(begin)
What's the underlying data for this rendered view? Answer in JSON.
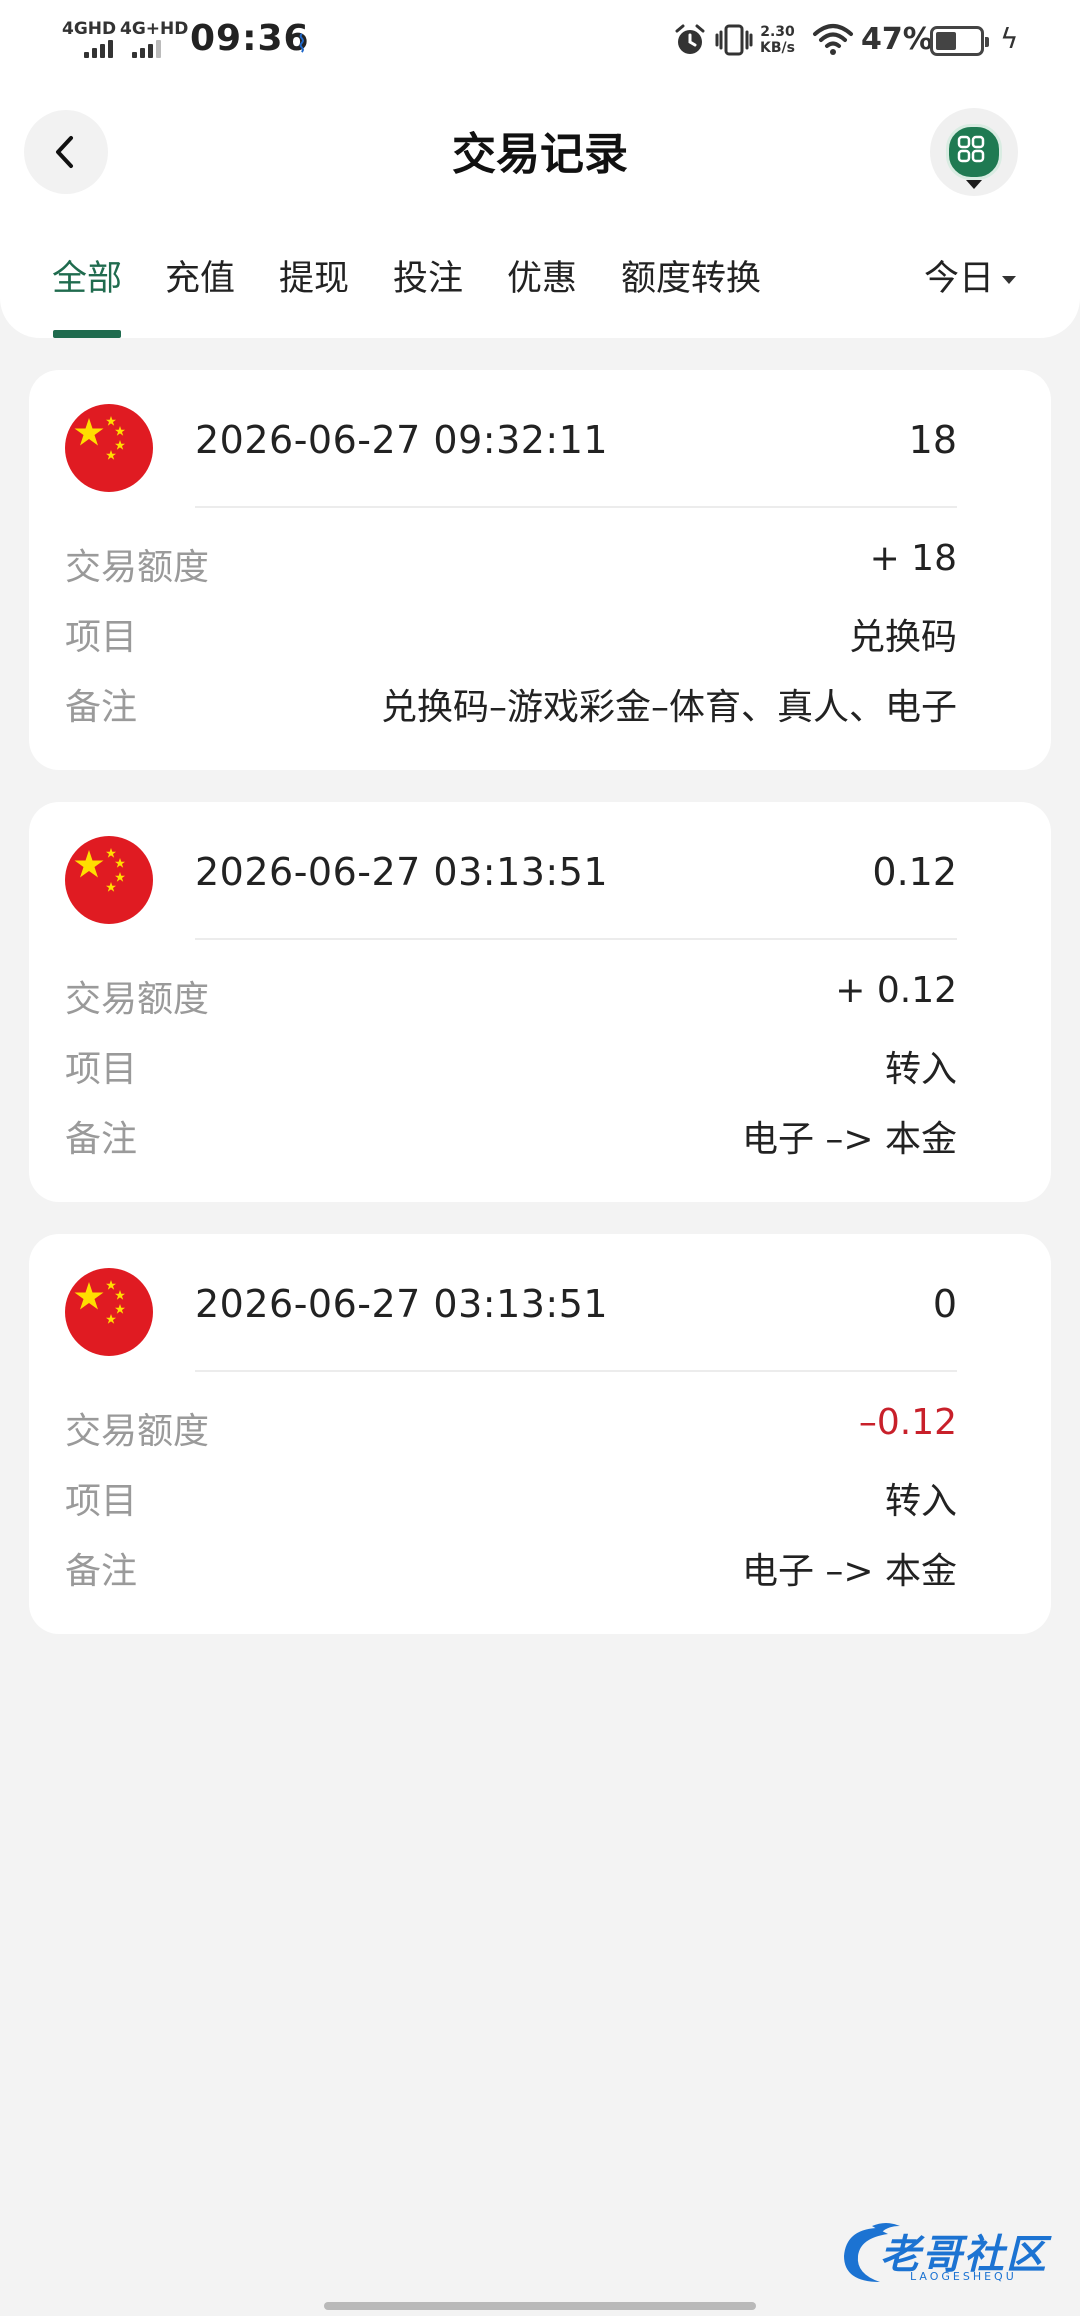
{
  "status_bar": {
    "signal1_label": "4GHD",
    "signal2_label": "4G+HD",
    "time": "09:36",
    "net_speed_value": "2.30",
    "net_speed_unit": "KB/s",
    "battery_percent": "47%",
    "battery_level": 0.47
  },
  "header": {
    "title": "交易记录"
  },
  "tabs": [
    {
      "label": "全部",
      "active": true
    },
    {
      "label": "充值",
      "active": false
    },
    {
      "label": "提现",
      "active": false
    },
    {
      "label": "投注",
      "active": false
    },
    {
      "label": "优惠",
      "active": false
    },
    {
      "label": "额度转换",
      "active": false
    }
  ],
  "date_filter": {
    "label": "今日"
  },
  "records": [
    {
      "time": "2026-06-27 09:32:11",
      "balance": "18",
      "amount_label": "交易额度",
      "amount": "+ 18",
      "amount_negative": false,
      "item_label": "项目",
      "item": "兑换码",
      "note_label": "备注",
      "note": "兑换码–游戏彩金–体育、真人、电子"
    },
    {
      "time": "2026-06-27 03:13:51",
      "balance": "0.12",
      "amount_label": "交易额度",
      "amount": "+ 0.12",
      "amount_negative": false,
      "item_label": "项目",
      "item": "转入",
      "note_label": "备注",
      "note": "电子 –> 本金"
    },
    {
      "time": "2026-06-27 03:13:51",
      "balance": "0",
      "amount_label": "交易额度",
      "amount": "–0.12",
      "amount_negative": true,
      "item_label": "项目",
      "item": "转入",
      "note_label": "备注",
      "note": "电子 –> 本金"
    }
  ],
  "watermark": {
    "text": "老哥社区",
    "sub": "LAOGESHEQU"
  },
  "colors": {
    "accent": "#1f6b4e",
    "negative": "#c8202a",
    "flag_red": "#e01b22",
    "flag_star": "#ffde00"
  },
  "icons": {
    "back": "chevron-left-icon",
    "menu": "grid-menu-icon",
    "flag": "china-flag-icon"
  }
}
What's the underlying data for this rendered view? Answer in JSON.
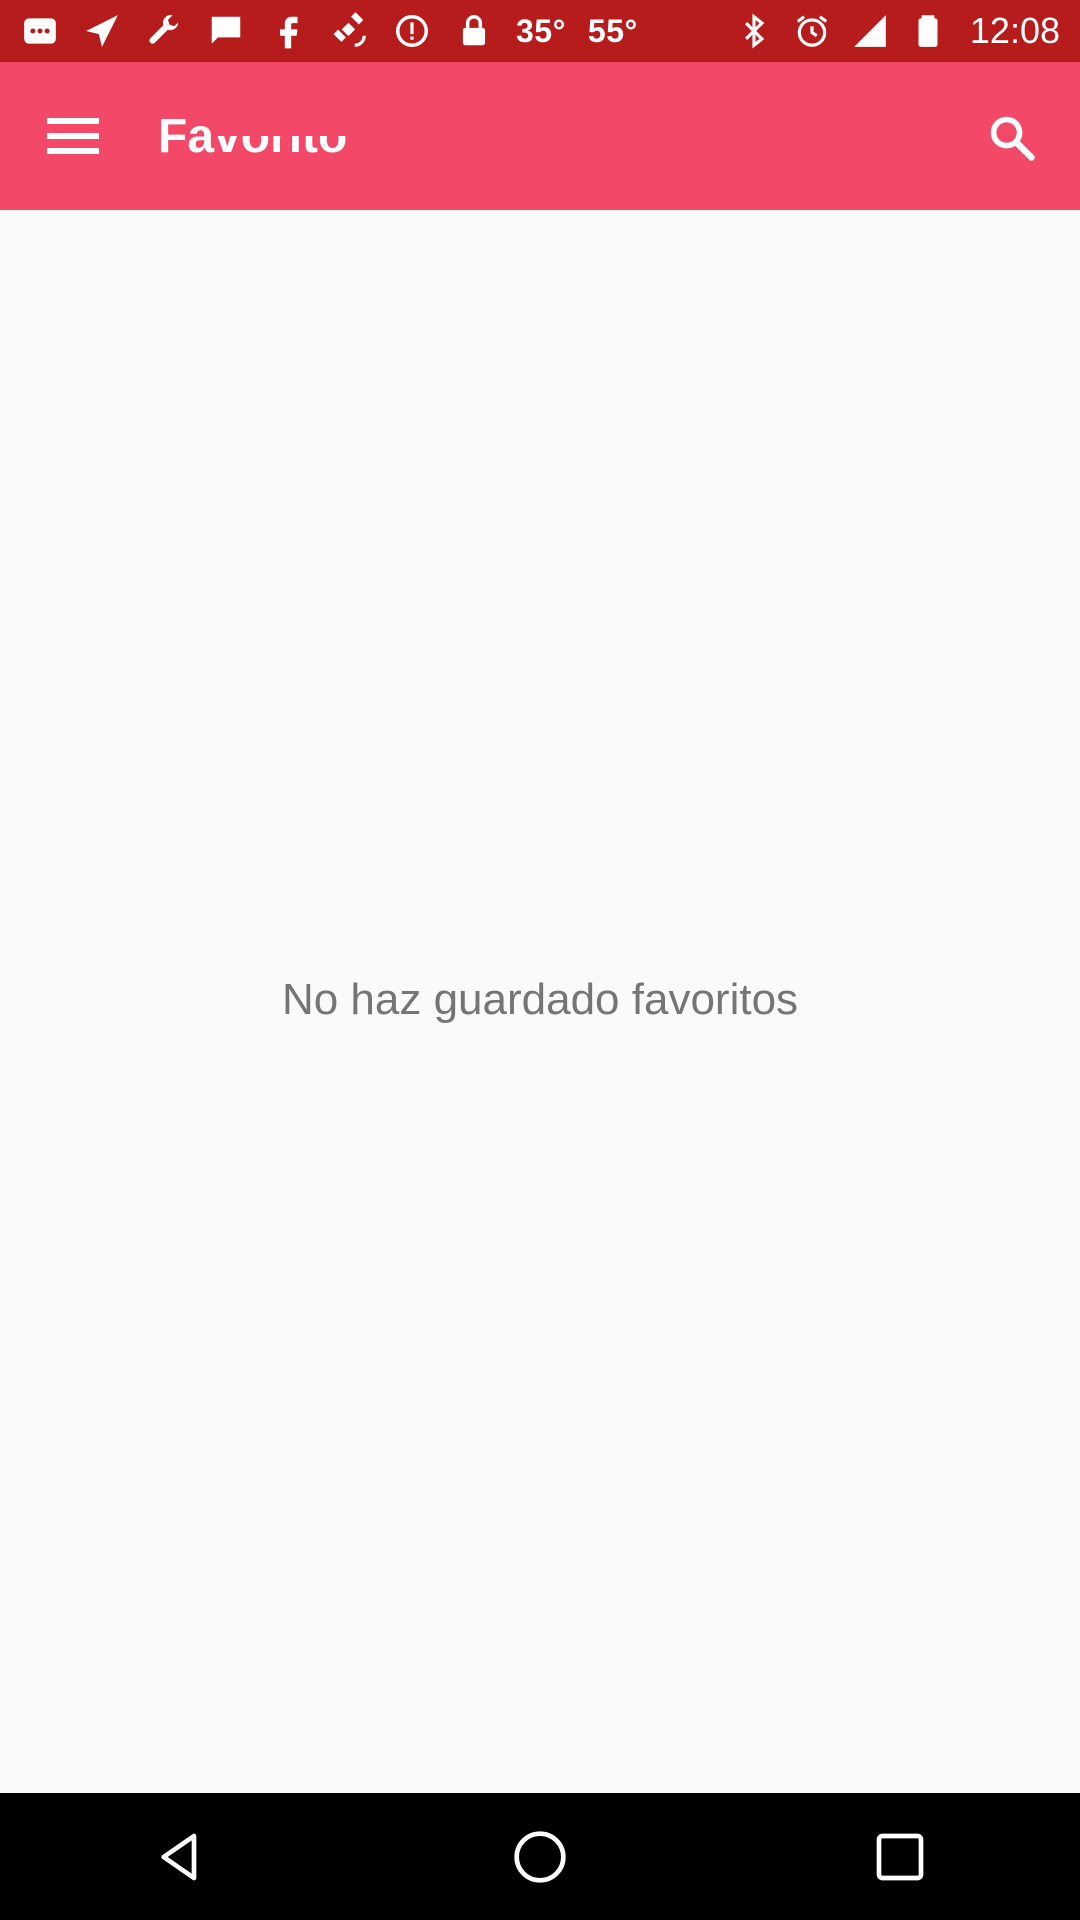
{
  "status_bar": {
    "temperature_1": "35°",
    "temperature_2": "55°",
    "time": "12:08",
    "icons_left": [
      "messaging-icon",
      "send-icon",
      "wrench-icon",
      "chat-icon",
      "facebook-icon",
      "fake-gps-satellite-icon",
      "alert-icon",
      "lock-icon"
    ],
    "icons_right": [
      "bluetooth-icon",
      "alarm-icon",
      "signal-icon",
      "battery-icon"
    ],
    "background": "#b71c1c"
  },
  "toolbar": {
    "title": "Favorito",
    "background": "#f44868",
    "menu_icon": "hamburger-menu-icon",
    "search_icon": "search-icon"
  },
  "main": {
    "empty_message": "No haz guardado favoritos"
  },
  "nav_bar": {
    "back_icon": "back-triangle-icon",
    "home_icon": "home-circle-icon",
    "recents_icon": "recents-square-icon"
  }
}
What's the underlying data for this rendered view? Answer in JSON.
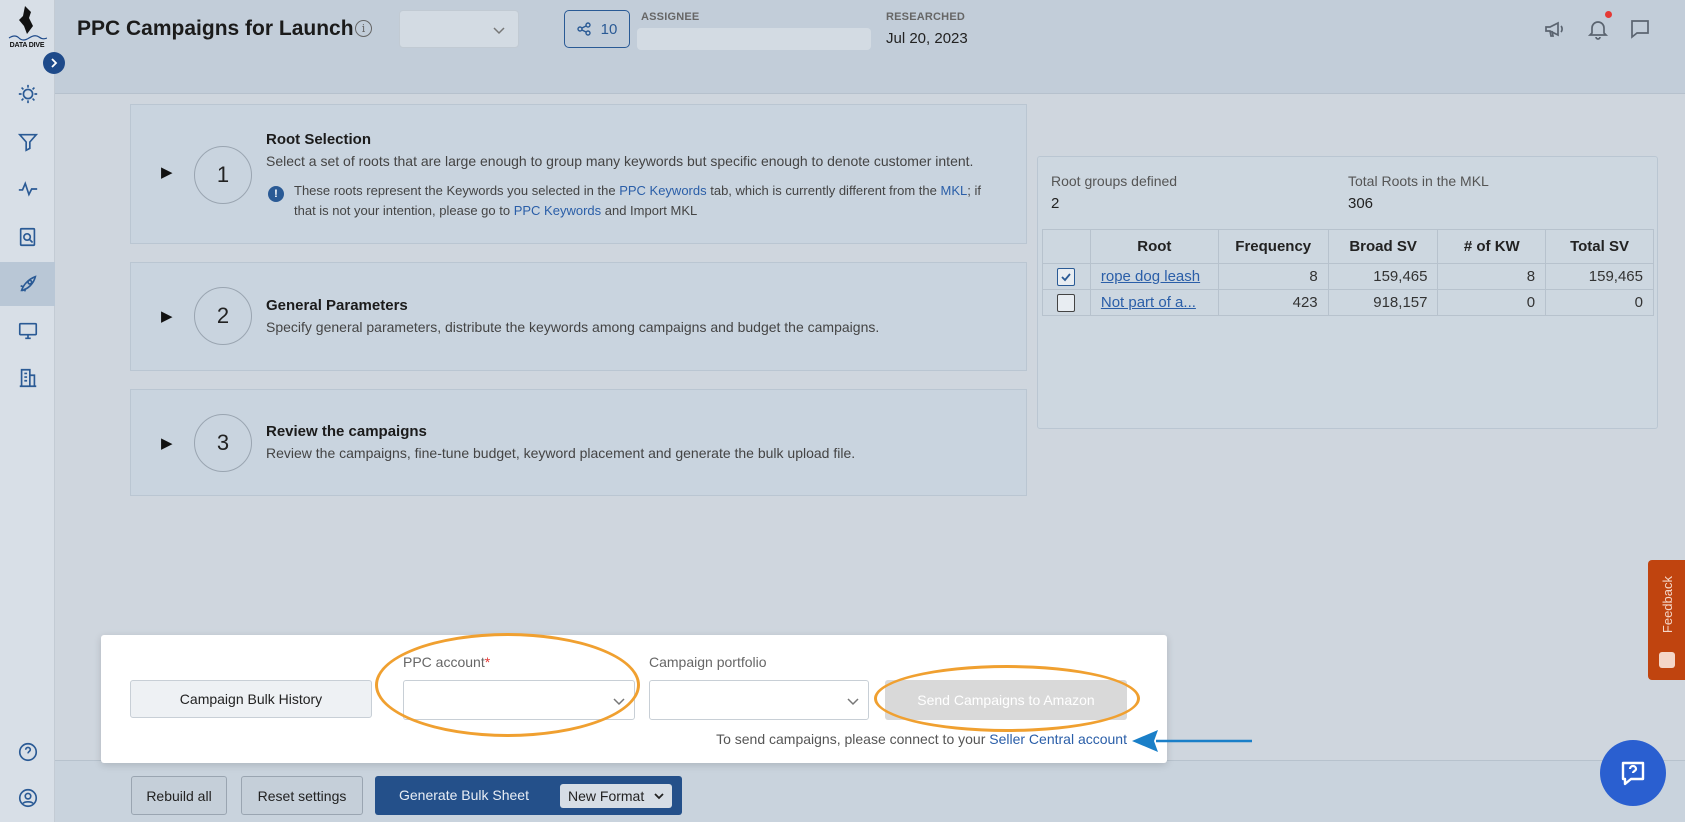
{
  "logo": {
    "text": "DATA DIVE"
  },
  "header": {
    "title": "PPC Campaigns for Launch",
    "share_count": "10",
    "assignee_label": "ASSIGNEE",
    "researched_label": "RESEARCHED",
    "researched_date": "Jul 20, 2023"
  },
  "steps": [
    {
      "number": "1",
      "title": "Root Selection",
      "description": "Select a set of roots that are large enough to group many keywords but specific enough to denote customer intent.",
      "note_part1": "These roots represent the Keywords you selected in the ",
      "note_link1": "PPC Keywords",
      "note_part2": "  tab, which is currently different from the ",
      "note_link2": "MKL",
      "note_part3": "; if that is not your intention, please go to ",
      "note_link3": "PPC Keywords",
      "note_part4": " and Import MKL"
    },
    {
      "number": "2",
      "title": "General Parameters",
      "description": "Specify general parameters, distribute the keywords among campaigns and budget the campaigns."
    },
    {
      "number": "3",
      "title": "Review the campaigns",
      "description": "Review the campaigns, fine-tune budget, keyword placement and generate the bulk upload file."
    }
  ],
  "panel": {
    "root_groups_label": "Root groups defined",
    "root_groups_value": "2",
    "total_roots_label": "Total Roots in the MKL",
    "total_roots_value": "306",
    "columns": [
      "Root",
      "Frequency",
      "Broad SV",
      "# of KW",
      "Total SV"
    ],
    "rows": [
      {
        "checked": true,
        "root": "rope dog leash",
        "frequency": "8",
        "broad_sv": "159,465",
        "kw": "8",
        "total_sv": "159,465"
      },
      {
        "checked": false,
        "root": "Not part of a...",
        "frequency": "423",
        "broad_sv": "918,157",
        "kw": "0",
        "total_sv": "0"
      }
    ]
  },
  "modal": {
    "history_button": "Campaign Bulk History",
    "ppc_account_label": "PPC account",
    "required_mark": "*",
    "portfolio_label": "Campaign portfolio",
    "send_button": "Send Campaigns to Amazon",
    "connect_text": "To send campaigns, please connect to your ",
    "connect_link": "Seller Central account"
  },
  "bottom": {
    "rebuild_label": "Rebuild all",
    "reset_label": "Reset settings",
    "generate_label": "Generate Bulk Sheet",
    "format_label": "New Format"
  },
  "feedback": {
    "label": "Feedback"
  },
  "colors": {
    "accent": "#2a5a95",
    "highlight": "#f0a030",
    "arrow": "#1a7fc8",
    "feedback": "#c0440f"
  },
  "icons": [
    "lightbulb-icon",
    "filter-icon",
    "activity-icon",
    "search-doc-icon",
    "rocket-icon",
    "monitor-icon",
    "building-icon",
    "help-icon",
    "user-icon",
    "megaphone-icon",
    "bell-icon",
    "chat-icon"
  ]
}
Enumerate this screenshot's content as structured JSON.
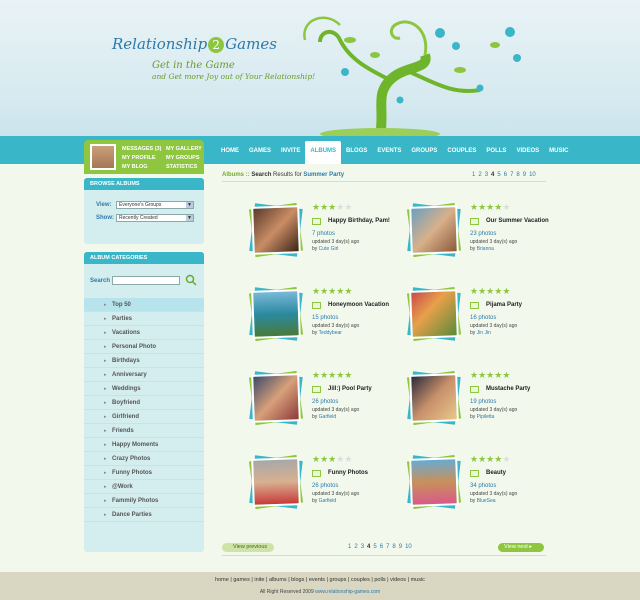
{
  "brand": {
    "name_part1": "Relationship",
    "name_two": "2",
    "name_part2": "Games",
    "tagline1": "Get in the Game",
    "tagline2": "and Get more Joy out of Your Relationship!"
  },
  "colors": {
    "primary_blue": "#3ab6c9",
    "accent_green": "#8fc640",
    "link_blue": "#2e79a8"
  },
  "nav": [
    "HOME",
    "GAMES",
    "INVITE",
    "ALBUMS",
    "BLOGS",
    "EVENTS",
    "GROUPS",
    "COUPLES",
    "POLLS",
    "VIDEOS",
    "MUSIC"
  ],
  "nav_active": "ALBUMS",
  "user": {
    "messages": "MESSAGES (3)",
    "my_gallery": "MY GALLERY",
    "my_profile": "MY PROFILE",
    "my_groups": "MY GROUPS",
    "my_blog": "MY BLOG",
    "statistics": "STATISTICS"
  },
  "browse": {
    "title": "BROWSE ALBUMS",
    "view_label": "View:",
    "view_value": "Everyone's Groups",
    "show_label": "Show:",
    "show_value": "Recently Created"
  },
  "categories": {
    "title": "ALBUM CATEGORIES",
    "search_label": "Search",
    "items": [
      "Top 50",
      "Parties",
      "Vacations",
      "Personal Photo",
      "Birthdays",
      "Anniversary",
      "Weddings",
      "Boyfriend",
      "Girlfriend",
      "Friends",
      "Happy Moments",
      "Crazy Photos",
      "Funny Photos",
      "@Work",
      "Fammily Photos",
      "Dance Parties"
    ]
  },
  "breadcrumb": {
    "section": "Albums ::",
    "label": "Search",
    "mid": "Results for",
    "query": "Summer Party"
  },
  "pager": {
    "pages": [
      "1",
      "2",
      "3",
      "4",
      "5",
      "6",
      "7",
      "8",
      "9",
      "10"
    ],
    "current": "4",
    "prev": "View previous",
    "next": "View next"
  },
  "albums": [
    {
      "title": "Happy Birthday, Pam!",
      "count": "7 photos",
      "updated": "updated 3 day(s) ago",
      "by_label": "by",
      "author": "Cute Girl",
      "rating": 3
    },
    {
      "title": "Our Summer Vacation",
      "count": "23 photos",
      "updated": "updated 3 day(s) ago",
      "by_label": "by",
      "author": "Brianna",
      "rating": 4
    },
    {
      "title": "Honeymoon Vacation",
      "count": "15 photos",
      "updated": "updated 3 day(s) ago",
      "by_label": "by",
      "author": "Teddybear",
      "rating": 5
    },
    {
      "title": "Pijama Party",
      "count": "16 photos",
      "updated": "updated 3 day(s) ago",
      "by_label": "by",
      "author": "Jin Jin",
      "rating": 5
    },
    {
      "title": "Jill:) Pool Party",
      "count": "26 photos",
      "updated": "updated 3 day(s) ago",
      "by_label": "by",
      "author": "Garfield",
      "rating": 5
    },
    {
      "title": "Mustache Party",
      "count": "19 photos",
      "updated": "updated 3 day(s) ago",
      "by_label": "by",
      "author": "Pipiletta",
      "rating": 5
    },
    {
      "title": "Funny Photos",
      "count": "26 photos",
      "updated": "updated 3 day(s) ago",
      "by_label": "by",
      "author": "Garfield",
      "rating": 3
    },
    {
      "title": "Beauty",
      "count": "34 photos",
      "updated": "updated 3 day(s) ago",
      "by_label": "by",
      "author": "BlueSea",
      "rating": 4
    }
  ],
  "footer": {
    "links": [
      "home",
      "games",
      "inite",
      "albums",
      "blogs",
      "events",
      "groups",
      "couples",
      "polls",
      "videos",
      "music"
    ],
    "copyright": "All Right Reserved 2009",
    "site": "www.relationship-games.com"
  }
}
(end)
→ Goal
In the entries above, identify every line with the string "menu".

→ Response to the exercise
    "menu": "grid-menu-icon",
    "menu_icon": "hamburger-menu-icon",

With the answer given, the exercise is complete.